Work to do.
Copy all lines below exactly as written. Leave pictures out.
━━ Extracted material ━━
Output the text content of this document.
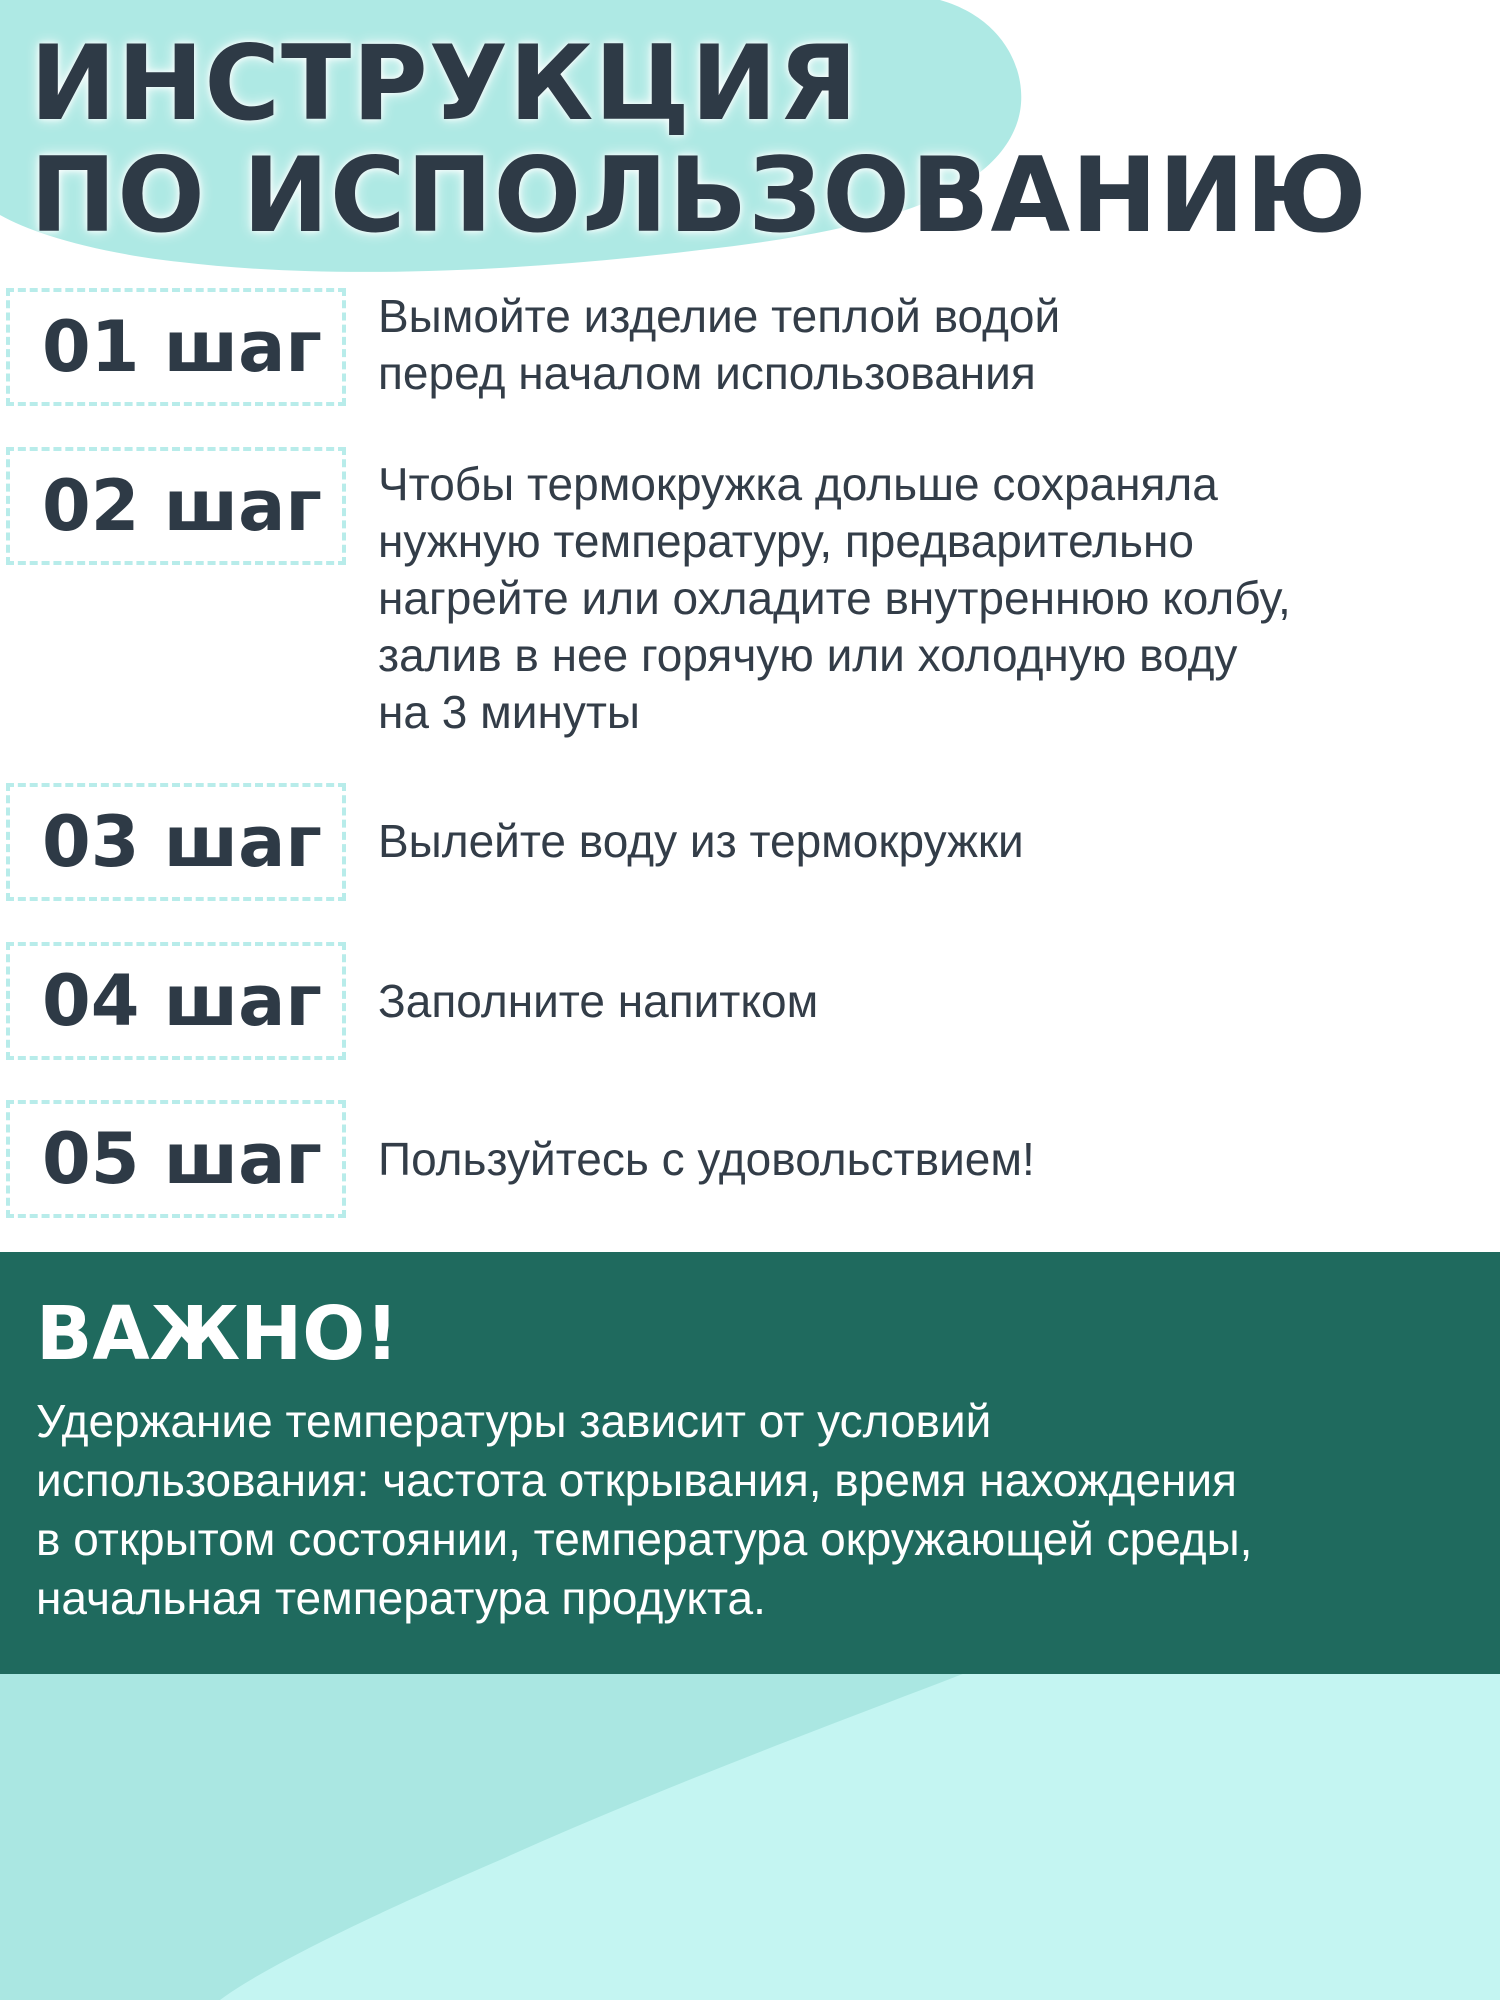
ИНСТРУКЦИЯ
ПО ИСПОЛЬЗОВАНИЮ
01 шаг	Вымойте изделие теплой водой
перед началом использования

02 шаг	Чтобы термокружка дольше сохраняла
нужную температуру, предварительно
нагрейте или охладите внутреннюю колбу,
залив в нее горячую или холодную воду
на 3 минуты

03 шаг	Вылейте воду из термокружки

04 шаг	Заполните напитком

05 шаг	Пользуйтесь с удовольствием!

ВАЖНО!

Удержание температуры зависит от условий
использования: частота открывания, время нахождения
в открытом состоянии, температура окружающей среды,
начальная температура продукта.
━━━
Response to the task.
Output the text content of this document.
ИНСТРУКЦИЯ
ПО ИСПОЛЬЗОВАНИЮ
01 шаг	Вымойте изделие теплой водой
перед началом использования

02 шаг	Чтобы термокружка дольше сохраняла
нужную температуру, предварительно
нагрейте или охладите внутреннюю колбу,
залив в нее горячую или холодную воду
на 3 минуты

03 шаг	Вылейте воду из термокружки

04 шаг	Заполните напитком

05 шаг	Пользуйтесь с удовольствием!

ВАЖНО!

Удержание температуры зависит от условий
использования: частота открывания, время нахождения
в открытом состоянии, температура окружающей среды,
начальная температура продукта.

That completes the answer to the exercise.